_Your instructions_. Reproduce each line from the records that holds "Copy".

[Saved data entries]
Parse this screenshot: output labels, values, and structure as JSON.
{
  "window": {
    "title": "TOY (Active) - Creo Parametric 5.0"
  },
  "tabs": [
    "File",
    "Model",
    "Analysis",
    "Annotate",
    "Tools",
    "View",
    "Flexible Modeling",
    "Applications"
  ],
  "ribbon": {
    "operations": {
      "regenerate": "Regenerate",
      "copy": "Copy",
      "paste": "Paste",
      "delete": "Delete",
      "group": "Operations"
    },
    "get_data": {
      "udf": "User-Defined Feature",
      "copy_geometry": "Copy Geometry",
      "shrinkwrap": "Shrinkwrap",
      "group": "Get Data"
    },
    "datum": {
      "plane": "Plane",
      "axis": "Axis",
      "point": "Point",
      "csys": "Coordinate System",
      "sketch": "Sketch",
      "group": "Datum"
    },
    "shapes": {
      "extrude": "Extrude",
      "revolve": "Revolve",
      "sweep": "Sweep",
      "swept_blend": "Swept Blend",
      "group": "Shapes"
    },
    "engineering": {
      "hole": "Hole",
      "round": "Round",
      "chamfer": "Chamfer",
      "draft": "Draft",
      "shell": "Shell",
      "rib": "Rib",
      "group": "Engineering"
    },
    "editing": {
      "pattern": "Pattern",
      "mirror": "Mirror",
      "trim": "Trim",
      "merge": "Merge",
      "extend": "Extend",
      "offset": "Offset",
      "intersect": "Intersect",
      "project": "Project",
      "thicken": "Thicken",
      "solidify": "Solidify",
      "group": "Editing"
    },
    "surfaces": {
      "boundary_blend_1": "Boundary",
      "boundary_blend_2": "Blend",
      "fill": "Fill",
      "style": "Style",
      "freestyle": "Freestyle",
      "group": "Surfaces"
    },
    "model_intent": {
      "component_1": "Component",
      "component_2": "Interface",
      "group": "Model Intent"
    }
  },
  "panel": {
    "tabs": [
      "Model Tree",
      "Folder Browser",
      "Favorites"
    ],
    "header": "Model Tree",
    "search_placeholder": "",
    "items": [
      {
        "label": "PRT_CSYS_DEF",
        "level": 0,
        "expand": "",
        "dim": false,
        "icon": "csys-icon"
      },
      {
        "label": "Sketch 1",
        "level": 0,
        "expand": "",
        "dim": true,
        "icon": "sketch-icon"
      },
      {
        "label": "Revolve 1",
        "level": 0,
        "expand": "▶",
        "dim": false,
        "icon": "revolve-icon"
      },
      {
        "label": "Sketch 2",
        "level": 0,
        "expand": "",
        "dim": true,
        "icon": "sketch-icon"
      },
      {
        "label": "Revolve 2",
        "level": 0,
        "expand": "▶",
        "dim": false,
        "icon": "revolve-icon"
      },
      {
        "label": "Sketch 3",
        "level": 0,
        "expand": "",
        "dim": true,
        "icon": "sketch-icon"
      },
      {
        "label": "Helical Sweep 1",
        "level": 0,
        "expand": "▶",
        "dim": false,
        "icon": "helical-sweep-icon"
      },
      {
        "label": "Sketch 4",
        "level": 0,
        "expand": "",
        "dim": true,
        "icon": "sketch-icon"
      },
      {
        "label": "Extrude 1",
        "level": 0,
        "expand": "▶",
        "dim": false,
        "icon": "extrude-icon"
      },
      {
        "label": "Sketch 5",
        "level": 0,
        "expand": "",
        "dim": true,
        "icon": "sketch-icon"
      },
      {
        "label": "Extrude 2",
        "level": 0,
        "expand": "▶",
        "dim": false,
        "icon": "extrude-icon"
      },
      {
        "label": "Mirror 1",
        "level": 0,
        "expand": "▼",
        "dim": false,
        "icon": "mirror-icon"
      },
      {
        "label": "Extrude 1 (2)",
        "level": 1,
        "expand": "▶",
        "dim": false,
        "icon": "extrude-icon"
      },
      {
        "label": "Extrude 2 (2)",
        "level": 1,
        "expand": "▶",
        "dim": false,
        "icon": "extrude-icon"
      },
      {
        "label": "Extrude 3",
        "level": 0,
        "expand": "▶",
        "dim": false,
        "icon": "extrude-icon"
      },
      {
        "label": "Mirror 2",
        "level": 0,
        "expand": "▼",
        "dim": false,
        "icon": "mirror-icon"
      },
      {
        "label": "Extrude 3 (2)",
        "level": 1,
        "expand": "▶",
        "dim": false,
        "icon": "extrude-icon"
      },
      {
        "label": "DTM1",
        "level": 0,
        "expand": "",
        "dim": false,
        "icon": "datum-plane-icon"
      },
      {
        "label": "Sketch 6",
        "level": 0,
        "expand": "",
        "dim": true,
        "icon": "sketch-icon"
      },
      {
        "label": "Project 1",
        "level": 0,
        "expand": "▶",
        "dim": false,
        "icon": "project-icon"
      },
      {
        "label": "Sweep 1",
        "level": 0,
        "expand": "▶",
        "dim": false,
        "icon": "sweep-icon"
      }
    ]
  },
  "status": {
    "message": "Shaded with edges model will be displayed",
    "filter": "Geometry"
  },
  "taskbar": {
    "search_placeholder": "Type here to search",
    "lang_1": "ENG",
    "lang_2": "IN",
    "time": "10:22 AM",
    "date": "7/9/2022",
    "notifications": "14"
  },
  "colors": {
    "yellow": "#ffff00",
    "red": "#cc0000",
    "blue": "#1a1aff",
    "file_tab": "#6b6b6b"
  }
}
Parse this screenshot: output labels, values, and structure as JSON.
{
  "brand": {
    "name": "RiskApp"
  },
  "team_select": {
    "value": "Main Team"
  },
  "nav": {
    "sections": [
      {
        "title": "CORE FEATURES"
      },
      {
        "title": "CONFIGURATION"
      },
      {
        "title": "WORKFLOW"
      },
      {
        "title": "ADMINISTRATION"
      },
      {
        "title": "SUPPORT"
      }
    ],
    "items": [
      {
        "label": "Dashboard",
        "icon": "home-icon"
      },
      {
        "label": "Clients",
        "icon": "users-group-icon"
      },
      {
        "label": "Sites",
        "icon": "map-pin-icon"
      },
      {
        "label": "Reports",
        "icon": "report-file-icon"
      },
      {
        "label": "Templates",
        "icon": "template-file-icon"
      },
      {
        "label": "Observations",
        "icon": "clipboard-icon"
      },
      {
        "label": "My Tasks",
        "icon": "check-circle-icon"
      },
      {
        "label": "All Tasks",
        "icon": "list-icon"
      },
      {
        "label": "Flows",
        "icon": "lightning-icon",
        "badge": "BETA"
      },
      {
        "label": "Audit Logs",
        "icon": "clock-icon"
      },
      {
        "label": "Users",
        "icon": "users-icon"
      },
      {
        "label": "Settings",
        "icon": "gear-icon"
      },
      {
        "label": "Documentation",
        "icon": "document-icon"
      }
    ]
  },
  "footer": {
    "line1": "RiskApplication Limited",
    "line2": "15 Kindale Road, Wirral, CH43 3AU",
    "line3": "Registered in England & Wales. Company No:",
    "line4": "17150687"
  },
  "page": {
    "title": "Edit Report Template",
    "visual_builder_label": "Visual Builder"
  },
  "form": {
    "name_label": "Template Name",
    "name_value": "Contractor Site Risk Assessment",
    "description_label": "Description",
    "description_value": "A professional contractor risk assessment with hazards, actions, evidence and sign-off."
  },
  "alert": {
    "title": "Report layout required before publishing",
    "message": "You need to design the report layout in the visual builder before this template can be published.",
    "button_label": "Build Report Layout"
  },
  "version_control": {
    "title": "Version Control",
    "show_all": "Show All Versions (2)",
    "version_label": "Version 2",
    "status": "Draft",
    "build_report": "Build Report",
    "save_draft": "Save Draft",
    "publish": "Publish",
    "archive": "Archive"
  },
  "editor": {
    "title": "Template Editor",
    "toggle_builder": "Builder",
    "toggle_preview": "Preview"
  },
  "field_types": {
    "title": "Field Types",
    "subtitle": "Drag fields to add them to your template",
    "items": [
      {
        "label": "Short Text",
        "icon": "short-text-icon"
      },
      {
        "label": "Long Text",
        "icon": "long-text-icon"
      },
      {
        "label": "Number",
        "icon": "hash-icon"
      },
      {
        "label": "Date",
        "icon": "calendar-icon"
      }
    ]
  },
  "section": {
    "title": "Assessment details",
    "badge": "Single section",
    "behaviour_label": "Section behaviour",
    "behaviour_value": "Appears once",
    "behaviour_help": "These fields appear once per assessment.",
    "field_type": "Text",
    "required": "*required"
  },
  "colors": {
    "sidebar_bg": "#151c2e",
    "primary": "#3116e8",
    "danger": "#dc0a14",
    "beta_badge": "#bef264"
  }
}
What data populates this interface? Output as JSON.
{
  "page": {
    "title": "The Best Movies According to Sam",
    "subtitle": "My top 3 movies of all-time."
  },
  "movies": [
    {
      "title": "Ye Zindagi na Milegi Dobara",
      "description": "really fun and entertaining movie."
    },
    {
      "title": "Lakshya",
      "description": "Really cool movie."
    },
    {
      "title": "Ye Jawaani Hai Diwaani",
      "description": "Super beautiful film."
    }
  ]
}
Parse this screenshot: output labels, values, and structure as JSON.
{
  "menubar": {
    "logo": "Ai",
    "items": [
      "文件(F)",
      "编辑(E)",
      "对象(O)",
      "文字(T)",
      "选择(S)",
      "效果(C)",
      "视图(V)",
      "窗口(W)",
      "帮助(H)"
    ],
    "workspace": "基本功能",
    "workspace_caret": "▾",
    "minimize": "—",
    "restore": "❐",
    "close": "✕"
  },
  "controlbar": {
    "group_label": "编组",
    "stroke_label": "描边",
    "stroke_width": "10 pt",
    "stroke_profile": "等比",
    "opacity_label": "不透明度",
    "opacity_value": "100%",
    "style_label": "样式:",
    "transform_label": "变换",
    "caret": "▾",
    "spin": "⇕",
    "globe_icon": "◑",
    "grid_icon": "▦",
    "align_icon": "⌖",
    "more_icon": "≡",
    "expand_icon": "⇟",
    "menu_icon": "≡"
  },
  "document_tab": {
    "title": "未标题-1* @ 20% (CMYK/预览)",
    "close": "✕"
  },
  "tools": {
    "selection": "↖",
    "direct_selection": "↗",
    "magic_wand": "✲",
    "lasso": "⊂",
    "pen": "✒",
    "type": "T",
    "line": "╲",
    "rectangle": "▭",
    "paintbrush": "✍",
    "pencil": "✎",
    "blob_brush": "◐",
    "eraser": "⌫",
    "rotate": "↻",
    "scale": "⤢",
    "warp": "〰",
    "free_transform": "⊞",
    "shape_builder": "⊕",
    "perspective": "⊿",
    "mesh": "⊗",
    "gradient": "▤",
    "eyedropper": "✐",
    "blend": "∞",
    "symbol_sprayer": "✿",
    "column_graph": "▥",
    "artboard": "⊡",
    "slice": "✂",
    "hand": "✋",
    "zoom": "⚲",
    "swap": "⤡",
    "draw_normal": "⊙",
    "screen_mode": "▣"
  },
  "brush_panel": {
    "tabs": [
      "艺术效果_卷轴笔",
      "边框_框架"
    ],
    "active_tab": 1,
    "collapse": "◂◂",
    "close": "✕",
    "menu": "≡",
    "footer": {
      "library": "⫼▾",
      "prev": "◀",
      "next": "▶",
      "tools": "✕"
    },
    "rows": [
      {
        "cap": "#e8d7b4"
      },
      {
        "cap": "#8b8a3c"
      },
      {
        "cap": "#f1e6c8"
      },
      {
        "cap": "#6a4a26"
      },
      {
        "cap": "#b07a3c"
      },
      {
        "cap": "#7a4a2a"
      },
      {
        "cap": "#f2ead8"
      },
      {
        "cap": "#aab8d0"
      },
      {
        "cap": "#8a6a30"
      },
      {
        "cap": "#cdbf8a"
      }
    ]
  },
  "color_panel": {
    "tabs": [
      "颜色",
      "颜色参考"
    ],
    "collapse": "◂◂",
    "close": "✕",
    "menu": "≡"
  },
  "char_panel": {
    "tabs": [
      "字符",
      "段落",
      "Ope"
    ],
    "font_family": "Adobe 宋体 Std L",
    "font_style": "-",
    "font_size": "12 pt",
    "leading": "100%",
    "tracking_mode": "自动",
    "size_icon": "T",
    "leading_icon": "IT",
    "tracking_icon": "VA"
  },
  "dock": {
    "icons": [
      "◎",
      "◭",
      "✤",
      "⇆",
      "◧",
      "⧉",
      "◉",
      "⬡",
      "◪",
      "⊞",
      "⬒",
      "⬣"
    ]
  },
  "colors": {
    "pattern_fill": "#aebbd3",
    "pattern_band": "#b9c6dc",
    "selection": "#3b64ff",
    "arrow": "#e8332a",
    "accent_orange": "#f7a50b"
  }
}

_Response for this exercise_.
      "copy": "Copy",
      "copy_geometry": "Copy Geometry",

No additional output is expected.